[Exercise instructions]: Transcribe the material verbatim in full; the pictures do not belong in the copy.

[Entries supplied]:

########################################

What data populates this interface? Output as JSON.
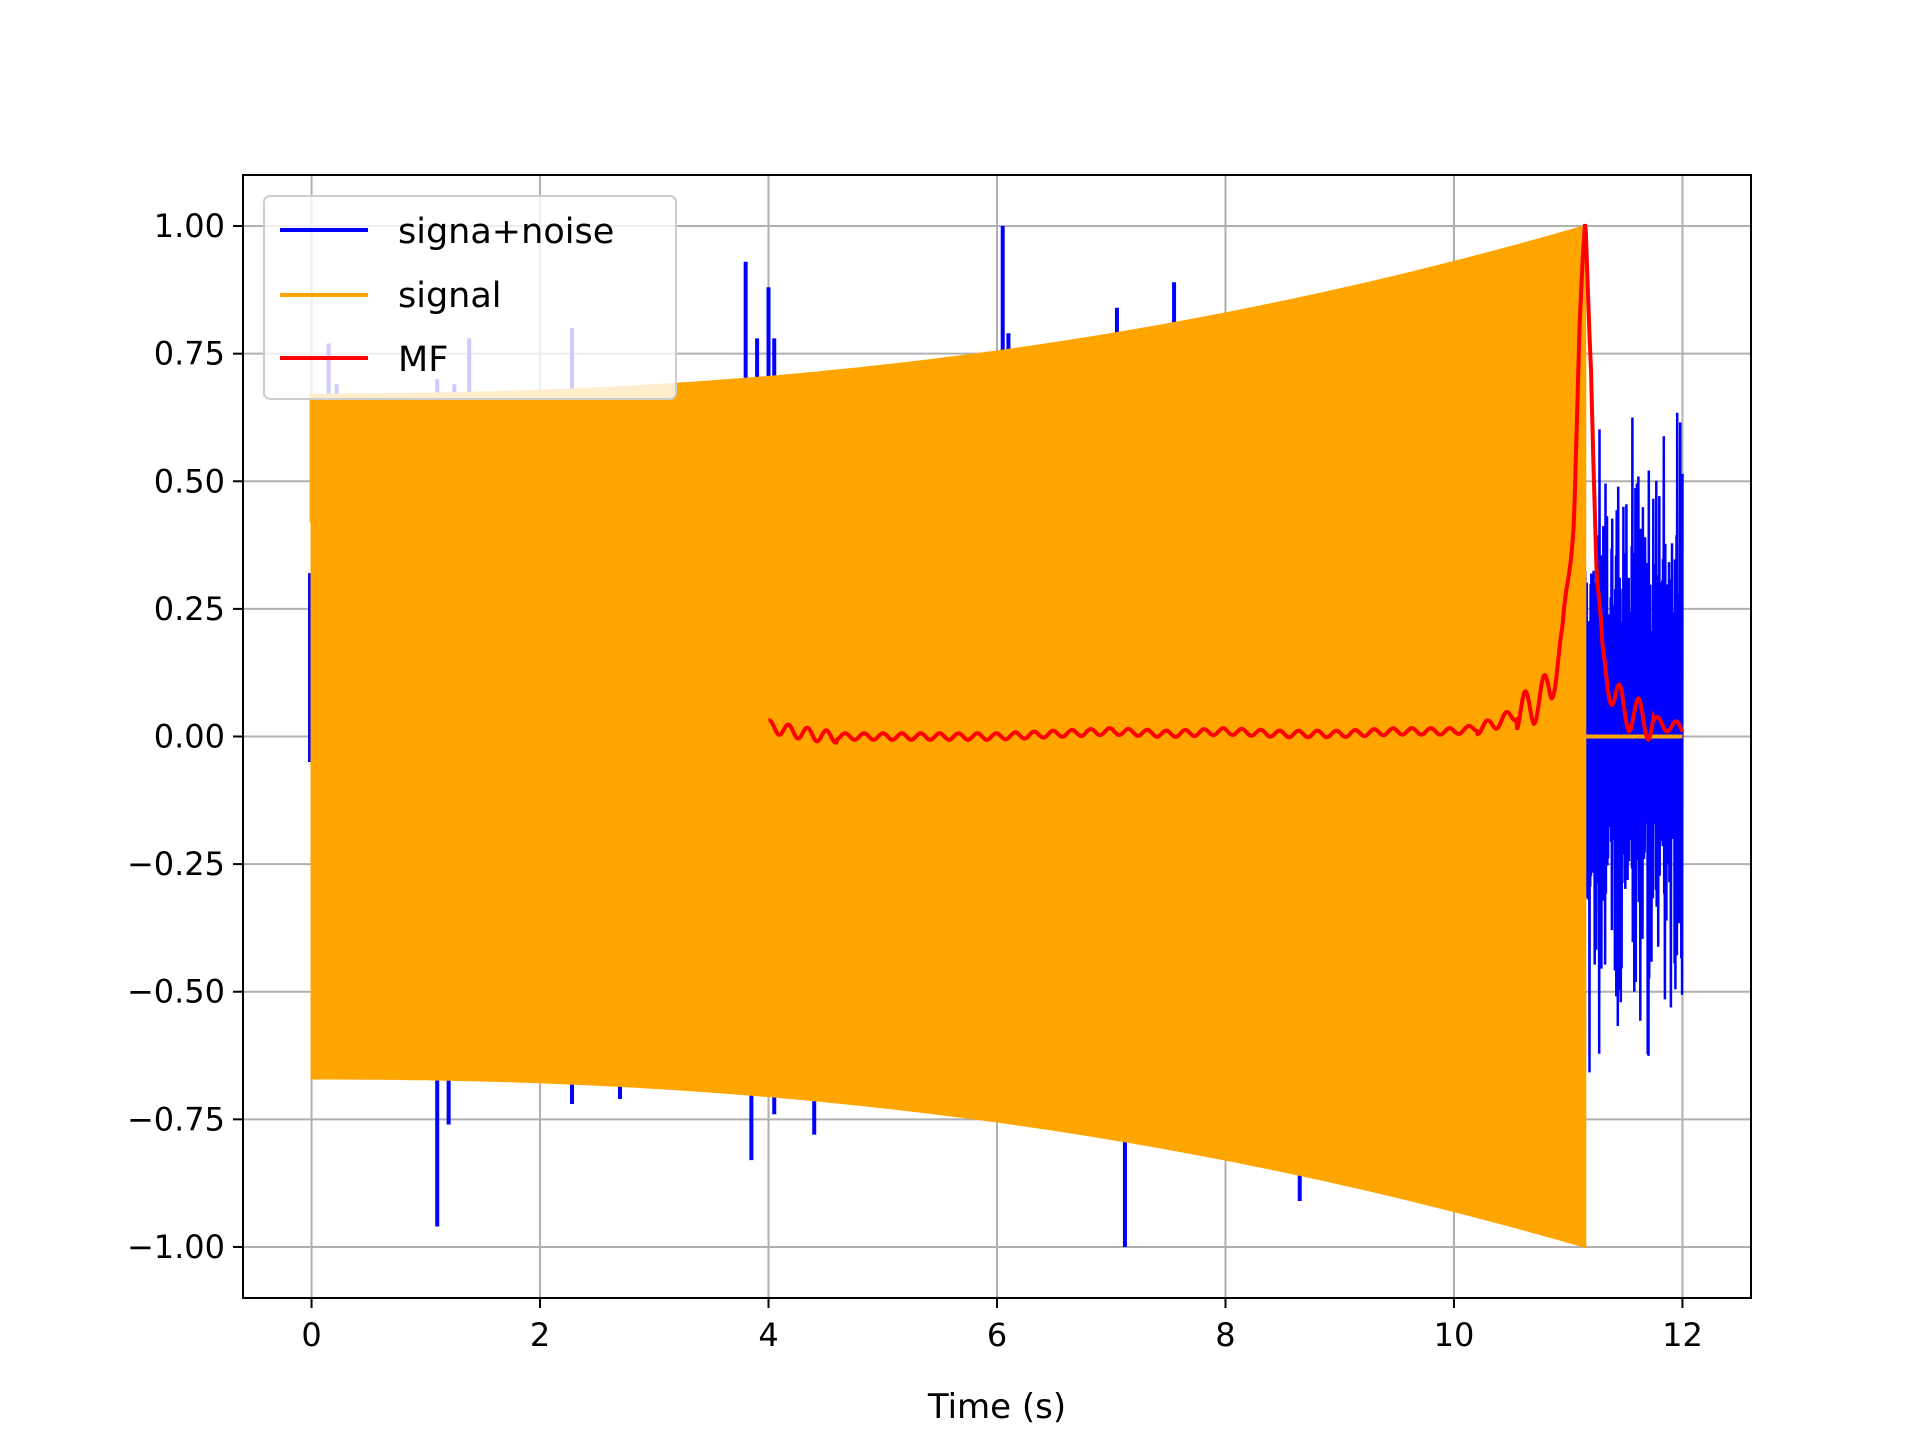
{
  "chart_data": {
    "type": "line",
    "title": "",
    "xlabel": "Time (s)",
    "ylabel": "",
    "xlim": [
      -0.6,
      12.6
    ],
    "ylim": [
      -1.1,
      1.1
    ],
    "grid": true,
    "legend_placement": "upper-left",
    "x_ticks": [
      0,
      2,
      4,
      6,
      8,
      10,
      12
    ],
    "x_tick_labels": [
      "0",
      "2",
      "4",
      "6",
      "8",
      "10",
      "12"
    ],
    "y_ticks": [
      1.0,
      0.75,
      0.5,
      0.25,
      0.0,
      -0.25,
      -0.5,
      -0.75,
      -1.0
    ],
    "y_tick_labels": [
      "1.00",
      "0.75",
      "0.50",
      "0.25",
      "0.00",
      "−0.25",
      "−0.50",
      "−0.75",
      "−1.00"
    ],
    "series": [
      {
        "name": "signa+noise",
        "color": "#0000ff",
        "x_range": [
          0,
          12
        ],
        "envelope_start": [
          0.67,
          -0.67
        ],
        "envelope_end": [
          1.0,
          -1.0
        ],
        "signal_end_x": 11.15,
        "spikes": [
          {
            "x": 0.15,
            "y": 0.77
          },
          {
            "x": 0.22,
            "y": 0.69
          },
          {
            "x": 1.1,
            "y": 0.7
          },
          {
            "x": 1.1,
            "y": -0.96
          },
          {
            "x": 1.2,
            "y": -0.76
          },
          {
            "x": 1.25,
            "y": 0.69
          },
          {
            "x": 1.38,
            "y": 0.78
          },
          {
            "x": 2.28,
            "y": 0.8
          },
          {
            "x": 2.28,
            "y": -0.72
          },
          {
            "x": 2.7,
            "y": -0.71
          },
          {
            "x": 3.8,
            "y": 0.93
          },
          {
            "x": 3.85,
            "y": -0.83
          },
          {
            "x": 3.9,
            "y": 0.78
          },
          {
            "x": 4.0,
            "y": 0.88
          },
          {
            "x": 4.05,
            "y": 0.78
          },
          {
            "x": 4.05,
            "y": -0.74
          },
          {
            "x": 4.4,
            "y": -0.78
          },
          {
            "x": 6.05,
            "y": 1.0
          },
          {
            "x": 6.1,
            "y": 0.79
          },
          {
            "x": 7.05,
            "y": 0.84
          },
          {
            "x": 7.12,
            "y": -1.0
          },
          {
            "x": 7.55,
            "y": 0.89
          },
          {
            "x": 8.65,
            "y": -0.91
          }
        ],
        "tail_noise_range": [
          11.15,
          12.0
        ],
        "tail_noise_amplitude": 0.7
      },
      {
        "name": "signal",
        "color": "#ffa500",
        "x_range": [
          0,
          11.15
        ],
        "envelope_start": [
          0.67,
          -0.67
        ],
        "envelope_end": [
          1.0,
          -1.0
        ],
        "after_end_value": 0.0
      },
      {
        "name": "MF",
        "color": "#ff0000",
        "x": [
          4.0,
          4.2,
          4.5,
          5.0,
          5.5,
          6.0,
          6.5,
          7.0,
          7.5,
          8.0,
          8.5,
          9.0,
          9.5,
          10.0,
          10.3,
          10.5,
          10.7,
          10.85,
          10.95,
          11.05,
          11.1,
          11.15,
          11.2,
          11.25,
          11.3,
          11.4,
          11.5,
          11.7,
          11.9,
          12.0
        ],
        "values": [
          0.02,
          0.01,
          0.0,
          0.0,
          0.0,
          0.0,
          0.005,
          0.01,
          0.005,
          0.01,
          0.005,
          0.005,
          0.01,
          0.01,
          0.02,
          0.04,
          0.06,
          0.1,
          0.18,
          0.45,
          0.78,
          1.0,
          0.75,
          0.3,
          0.15,
          0.08,
          0.05,
          0.03,
          0.02,
          0.015
        ],
        "ripple_amplitude": 0.008
      }
    ]
  }
}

########################################

[Correct response]:
What data populates this interface? Output as JSON.
{
  "chart_data": {
    "type": "line",
    "title": "",
    "xlabel": "Time (s)",
    "ylabel": "",
    "xlim": [
      -0.6,
      12.6
    ],
    "ylim": [
      -1.1,
      1.1
    ],
    "grid": true,
    "legend_placement": "upper-left",
    "x_ticks": [
      0,
      2,
      4,
      6,
      8,
      10,
      12
    ],
    "x_tick_labels": [
      "0",
      "2",
      "4",
      "6",
      "8",
      "10",
      "12"
    ],
    "y_ticks": [
      1.0,
      0.75,
      0.5,
      0.25,
      0.0,
      -0.25,
      -0.5,
      -0.75,
      -1.0
    ],
    "y_tick_labels": [
      "1.00",
      "0.75",
      "0.50",
      "0.25",
      "0.00",
      "−0.25",
      "−0.50",
      "−0.75",
      "−1.00"
    ],
    "series": [
      {
        "name": "signa+noise",
        "color": "#0000ff",
        "x_range": [
          0,
          12
        ],
        "envelope_start": [
          0.67,
          -0.67
        ],
        "envelope_end": [
          1.0,
          -1.0
        ],
        "signal_end_x": 11.15,
        "spikes": [
          {
            "x": 0.15,
            "y": 0.77
          },
          {
            "x": 0.22,
            "y": 0.69
          },
          {
            "x": 1.1,
            "y": 0.7
          },
          {
            "x": 1.1,
            "y": -0.96
          },
          {
            "x": 1.2,
            "y": -0.76
          },
          {
            "x": 1.25,
            "y": 0.69
          },
          {
            "x": 1.38,
            "y": 0.78
          },
          {
            "x": 2.28,
            "y": 0.8
          },
          {
            "x": 2.28,
            "y": -0.72
          },
          {
            "x": 2.7,
            "y": -0.71
          },
          {
            "x": 3.8,
            "y": 0.93
          },
          {
            "x": 3.85,
            "y": -0.83
          },
          {
            "x": 3.9,
            "y": 0.78
          },
          {
            "x": 4.0,
            "y": 0.88
          },
          {
            "x": 4.05,
            "y": 0.78
          },
          {
            "x": 4.05,
            "y": -0.74
          },
          {
            "x": 4.4,
            "y": -0.78
          },
          {
            "x": 6.05,
            "y": 1.0
          },
          {
            "x": 6.1,
            "y": 0.79
          },
          {
            "x": 7.05,
            "y": 0.84
          },
          {
            "x": 7.12,
            "y": -1.0
          },
          {
            "x": 7.55,
            "y": 0.89
          },
          {
            "x": 8.65,
            "y": -0.91
          }
        ],
        "tail_noise_range": [
          11.15,
          12.0
        ],
        "tail_noise_amplitude": 0.7
      },
      {
        "name": "signal",
        "color": "#ffa500",
        "x_range": [
          0,
          11.15
        ],
        "envelope_start": [
          0.67,
          -0.67
        ],
        "envelope_end": [
          1.0,
          -1.0
        ],
        "after_end_value": 0.0
      },
      {
        "name": "MF",
        "color": "#ff0000",
        "x": [
          4.0,
          4.2,
          4.5,
          5.0,
          5.5,
          6.0,
          6.5,
          7.0,
          7.5,
          8.0,
          8.5,
          9.0,
          9.5,
          10.0,
          10.3,
          10.5,
          10.7,
          10.85,
          10.95,
          11.05,
          11.1,
          11.15,
          11.2,
          11.25,
          11.3,
          11.4,
          11.5,
          11.7,
          11.9,
          12.0
        ],
        "values": [
          0.02,
          0.01,
          0.0,
          0.0,
          0.0,
          0.0,
          0.005,
          0.01,
          0.005,
          0.01,
          0.005,
          0.005,
          0.01,
          0.01,
          0.02,
          0.04,
          0.06,
          0.1,
          0.18,
          0.45,
          0.78,
          1.0,
          0.75,
          0.3,
          0.15,
          0.08,
          0.05,
          0.03,
          0.02,
          0.015
        ],
        "ripple_amplitude": 0.008
      }
    ]
  }
}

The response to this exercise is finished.